Stored data:
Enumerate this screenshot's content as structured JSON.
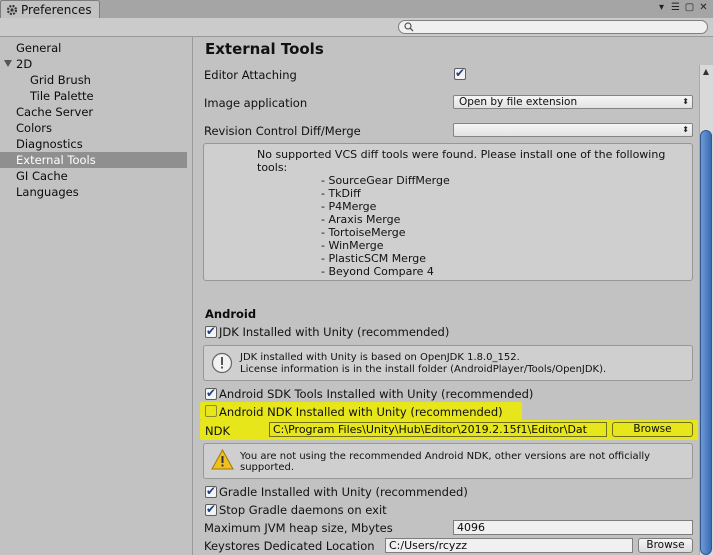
{
  "window": {
    "tab_title": "Preferences",
    "controls": [
      "▾",
      "☰",
      "▢",
      "✕"
    ]
  },
  "search": {
    "placeholder": ""
  },
  "sidebar": {
    "items": [
      {
        "label": "General"
      },
      {
        "label": "2D"
      },
      {
        "label": "Grid Brush"
      },
      {
        "label": "Tile Palette"
      },
      {
        "label": "Cache Server"
      },
      {
        "label": "Colors"
      },
      {
        "label": "Diagnostics"
      },
      {
        "label": "External Tools",
        "selected": true
      },
      {
        "label": "GI Cache"
      },
      {
        "label": "Languages"
      }
    ]
  },
  "main": {
    "title": "External Tools",
    "editor_attaching": {
      "label": "Editor Attaching",
      "checked": true
    },
    "image_application": {
      "label": "Image application",
      "value": "Open by file extension"
    },
    "revision_control": {
      "label": "Revision Control Diff/Merge",
      "value": ""
    },
    "vcs_message": {
      "text": "No supported VCS diff tools were found. Please install one of the following",
      "text2": "tools:",
      "tools": [
        "- SourceGear DiffMerge",
        "- TkDiff",
        "- P4Merge",
        "- Araxis Merge",
        "- TortoiseMerge",
        "- WinMerge",
        "- PlasticSCM Merge",
        "- Beyond Compare 4"
      ]
    },
    "android": {
      "section_title": "Android",
      "jdk": {
        "label": "JDK Installed with Unity (recommended)",
        "checked": true
      },
      "jdk_info": {
        "line1": "JDK installed with Unity is based on OpenJDK 1.8.0_152.",
        "line2": "License information is in the install folder (AndroidPlayer/Tools/OpenJDK)."
      },
      "sdk": {
        "label": "Android SDK Tools Installed with Unity (recommended)",
        "checked": true
      },
      "ndk": {
        "label": "Android NDK Installed with Unity (recommended)",
        "checked": false
      },
      "ndk_path": {
        "label": "NDK",
        "value": "C:\\Program Files\\Unity\\Hub\\Editor\\2019.2.15f1\\Editor\\Dat",
        "browse": "Browse"
      },
      "ndk_warning": {
        "line1": "You are not using the recommended Android NDK, other versions are not officially",
        "line2": "supported."
      },
      "gradle": {
        "label": "Gradle Installed with Unity (recommended)",
        "checked": true
      },
      "stop_gradle": {
        "label": "Stop Gradle daemons on exit",
        "checked": true
      },
      "jvm_heap": {
        "label": "Maximum JVM heap size, Mbytes",
        "value": "4096"
      },
      "keystores": {
        "label": "Keystores Dedicated Location",
        "value": "C:/Users/rcyzz",
        "browse": "Browse"
      }
    }
  },
  "colors": {
    "highlight": "#e6e61a",
    "selection": "#8f8f8f",
    "scroll_thumb": "#4a78c0"
  }
}
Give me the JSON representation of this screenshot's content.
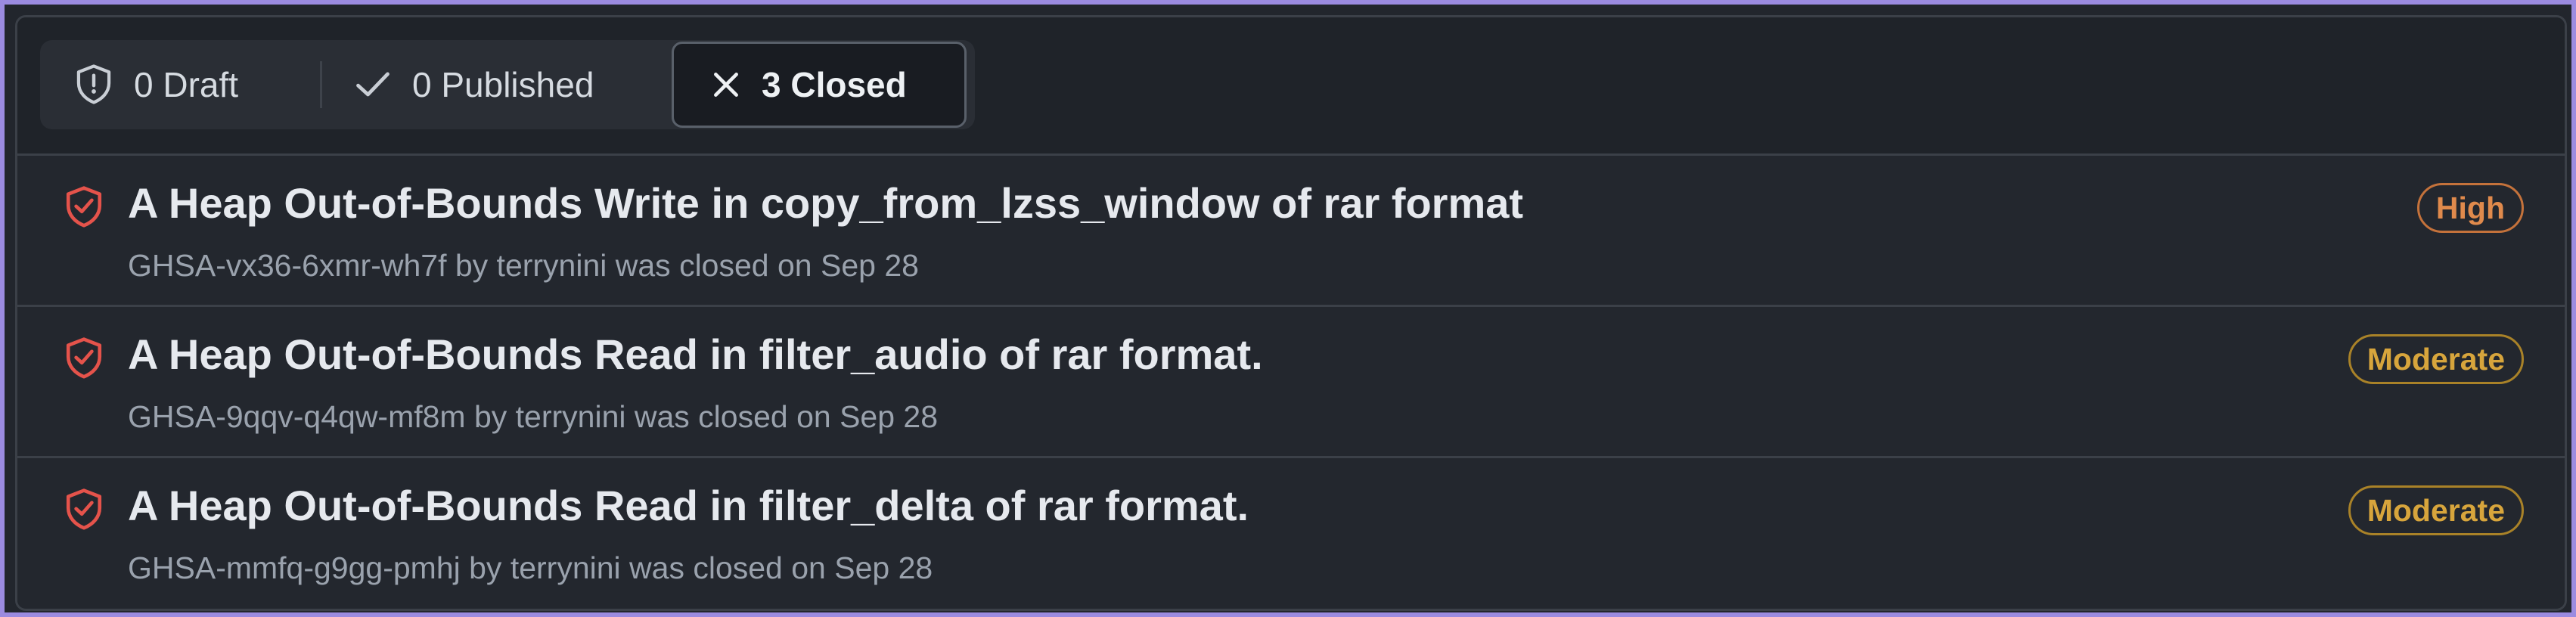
{
  "tabs": {
    "draft": {
      "label": "0 Draft",
      "icon": "shield-exclamation-icon"
    },
    "published": {
      "label": "0 Published",
      "icon": "check-icon"
    },
    "closed": {
      "label": "3 Closed",
      "icon": "x-icon",
      "selected": true
    }
  },
  "advisories": [
    {
      "title": "A Heap Out-of-Bounds Write in copy_from_lzss_window of rar format",
      "meta": "GHSA-vx36-6xmr-wh7f by terrynini was closed on Sep 28",
      "severity": "High",
      "severity_color": "#e08a4c",
      "icon": "shield-check-icon"
    },
    {
      "title": "A Heap Out-of-Bounds Read in filter_audio of rar format.",
      "meta": "GHSA-9qqv-q4qw-mf8m by terrynini was closed on Sep 28",
      "severity": "Moderate",
      "severity_color": "#d7a53c",
      "icon": "shield-check-icon"
    },
    {
      "title": "A Heap Out-of-Bounds Read in filter_delta of rar format.",
      "meta": "GHSA-mmfq-g9gg-pmhj by terrynini was closed on Sep 28",
      "severity": "Moderate",
      "severity_color": "#d7a53c",
      "icon": "shield-check-icon"
    }
  ],
  "colors": {
    "accent_frame": "#9b8be0",
    "shield_icon": "#e5534b"
  }
}
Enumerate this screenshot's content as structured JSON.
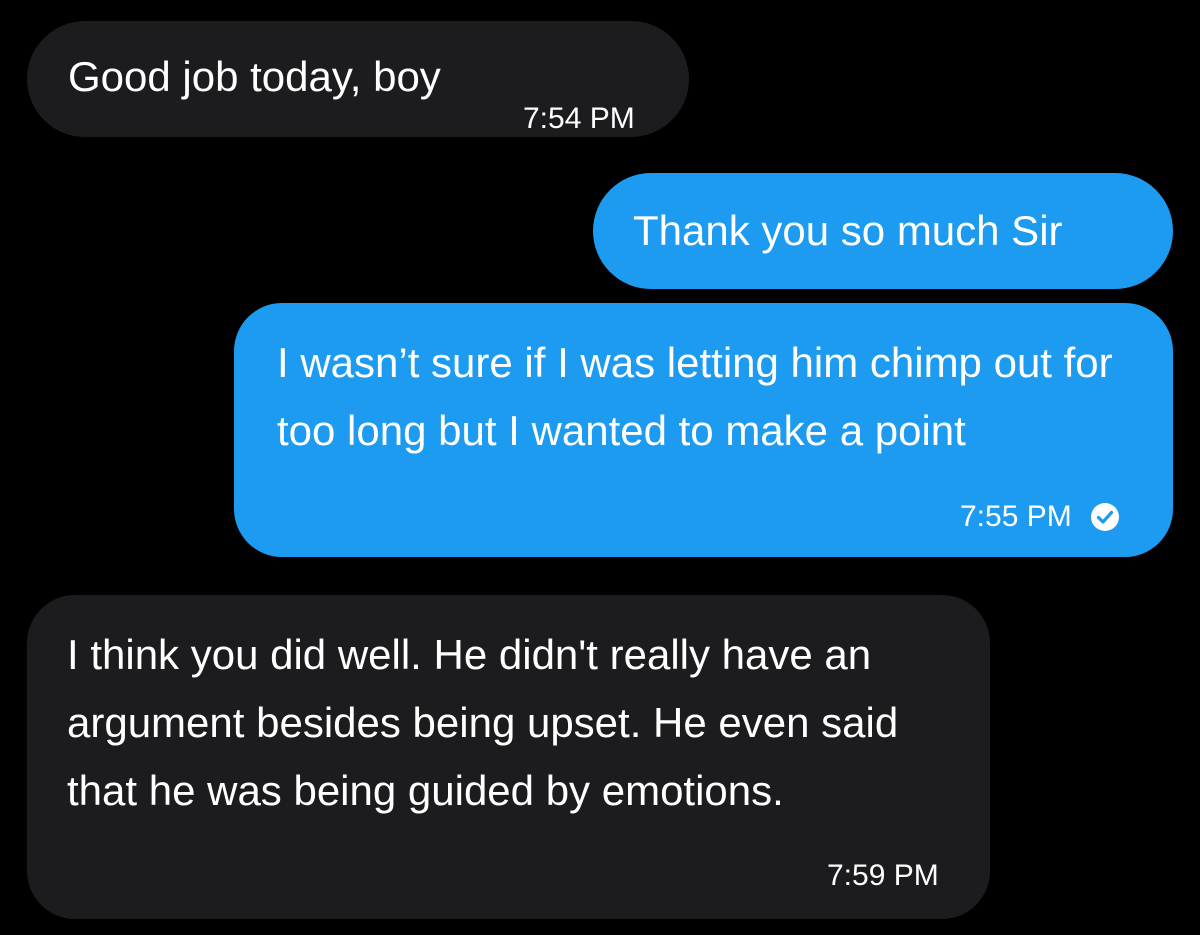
{
  "colors": {
    "background": "#000000",
    "incoming_bubble": "#1c1c1f",
    "outgoing_bubble": "#1d9bf0",
    "text": "#ffffff"
  },
  "messages": [
    {
      "direction": "incoming",
      "text": "Good job today, boy",
      "time": "7:54 PM"
    },
    {
      "direction": "outgoing",
      "text": "Thank you so much Sir",
      "time": ""
    },
    {
      "direction": "outgoing",
      "text": "I wasn’t sure if I was letting him chimp out for too long but I wanted to make a point",
      "time": "7:55 PM",
      "status_icon": "check-circle-icon"
    },
    {
      "direction": "incoming",
      "text": "I think you did well. He didn't really have an argument besides being upset. He even said that he was being guided by emotions.",
      "time": "7:59 PM"
    }
  ]
}
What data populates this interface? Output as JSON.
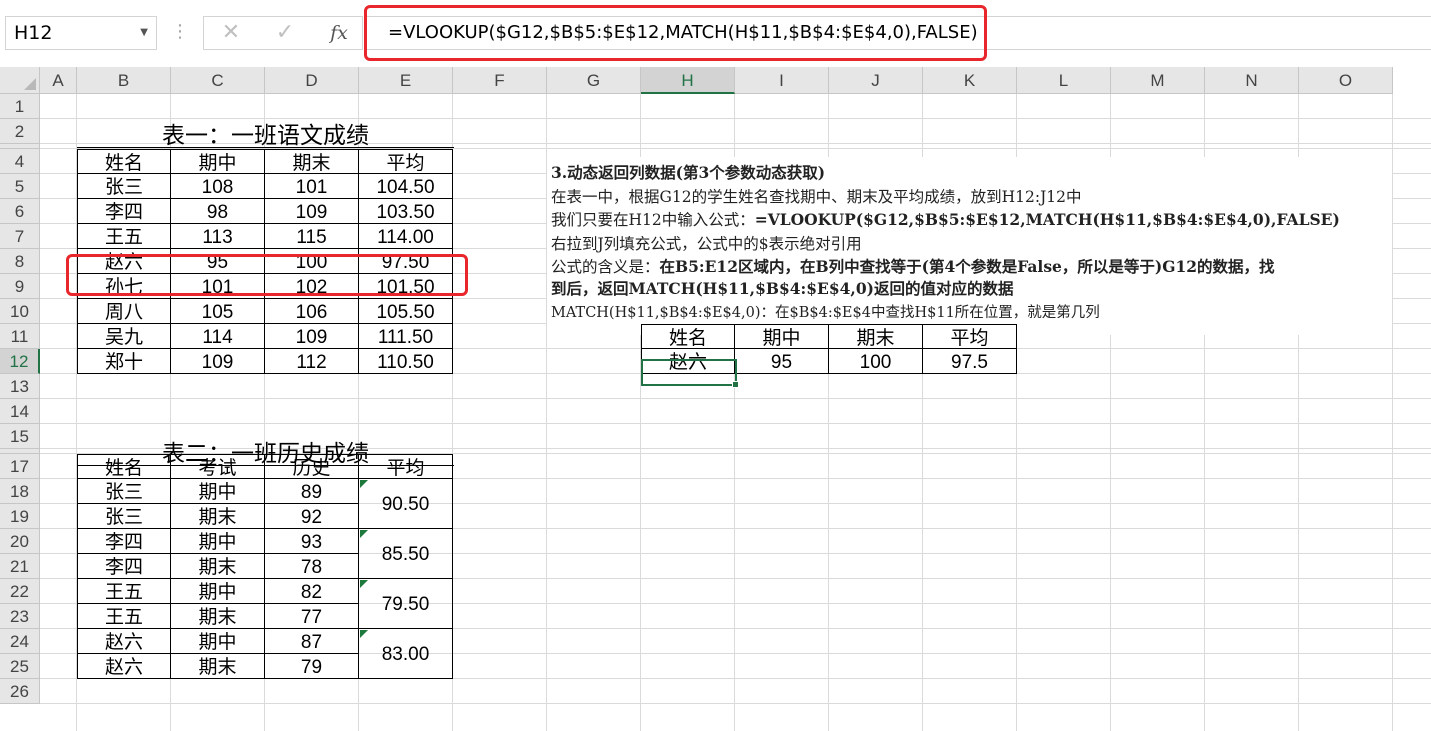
{
  "namebox": {
    "value": "H12",
    "icon": "chevron-down-icon"
  },
  "formula_bar": {
    "dots": "⋮",
    "cancel_icon": "✕",
    "enter_icon": "✓",
    "fx_label": "fx",
    "formula": "=VLOOKUP($G12,$B$5:$E$12,MATCH(H$11,$B$4:$E$4,0),FALSE)"
  },
  "columns": [
    "A",
    "B",
    "C",
    "D",
    "E",
    "F",
    "G",
    "H",
    "I",
    "J",
    "K",
    "L",
    "M",
    "N",
    "O"
  ],
  "rows": [
    "1",
    "2",
    "3",
    "4",
    "5",
    "6",
    "7",
    "8",
    "9",
    "10",
    "11",
    "12",
    "13",
    "14",
    "15",
    "16",
    "17",
    "18",
    "19",
    "20",
    "21",
    "22",
    "23",
    "24",
    "25",
    "26"
  ],
  "selected": {
    "column": "H",
    "row": "12"
  },
  "table1": {
    "title": "表一：一班语文成绩",
    "headers": [
      "姓名",
      "期中",
      "期末",
      "平均"
    ],
    "rows": [
      [
        "张三",
        "108",
        "101",
        "104.50"
      ],
      [
        "李四",
        "98",
        "109",
        "103.50"
      ],
      [
        "王五",
        "113",
        "115",
        "114.00"
      ],
      [
        "赵六",
        "95",
        "100",
        "97.50"
      ],
      [
        "孙七",
        "101",
        "102",
        "101.50"
      ],
      [
        "周八",
        "105",
        "106",
        "105.50"
      ],
      [
        "吴九",
        "114",
        "109",
        "111.50"
      ],
      [
        "郑十",
        "109",
        "112",
        "110.50"
      ]
    ]
  },
  "table2": {
    "title": "表二：一班历史成绩",
    "headers": [
      "姓名",
      "考试",
      "历史",
      "平均"
    ],
    "rows": [
      [
        "张三",
        "期中",
        "89"
      ],
      [
        "张三",
        "期末",
        "92"
      ],
      [
        "李四",
        "期中",
        "93"
      ],
      [
        "李四",
        "期末",
        "78"
      ],
      [
        "王五",
        "期中",
        "82"
      ],
      [
        "王五",
        "期末",
        "77"
      ],
      [
        "赵六",
        "期中",
        "87"
      ],
      [
        "赵六",
        "期末",
        "79"
      ]
    ],
    "averages": [
      "90.50",
      "85.50",
      "79.50",
      "83.00"
    ]
  },
  "notes": {
    "line1": "3.动态返回列数据(第3个参数动态获取)",
    "line2": "在表一中，根据G12的学生姓名查找期中、期末及平均成绩，放到H12:J12中",
    "line3_prefix": "我们只要在H12中输入公式：",
    "line3_formula": "=VLOOKUP($G12,$B$5:$E$12,MATCH(H$11,$B$4:$E$4,0),FALSE)",
    "line4": "右拉到J列填充公式，公式中的$表示绝对引用",
    "line5_prefix": "公式的含义是：",
    "line5_bold": "在B5:E12区域内，在B列中查找等于(第4个参数是False，所以是等于)G12的数据，找",
    "line6": "到后，返回MATCH(H$11,$B$4:$E$4,0)返回的值对应的数据",
    "line7": "MATCH(H$11,$B$4:$E$4,0)：在$B$4:$E$4中查找H$11所在位置，就是第几列"
  },
  "result_table": {
    "headers": [
      "姓名",
      "期中",
      "期末",
      "平均"
    ],
    "values": [
      "赵六",
      "95",
      "100",
      "97.5"
    ]
  },
  "colors": {
    "accent": "#217346",
    "highlight": "#e8262b"
  }
}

Aim of the task
From the entries above, extract each line containing "JSON".

Correct answer
Enumerate this screenshot's content as structured JSON.
Give me the JSON representation of this screenshot's content.
Enumerate this screenshot's content as structured JSON.
What data populates this interface? Output as JSON.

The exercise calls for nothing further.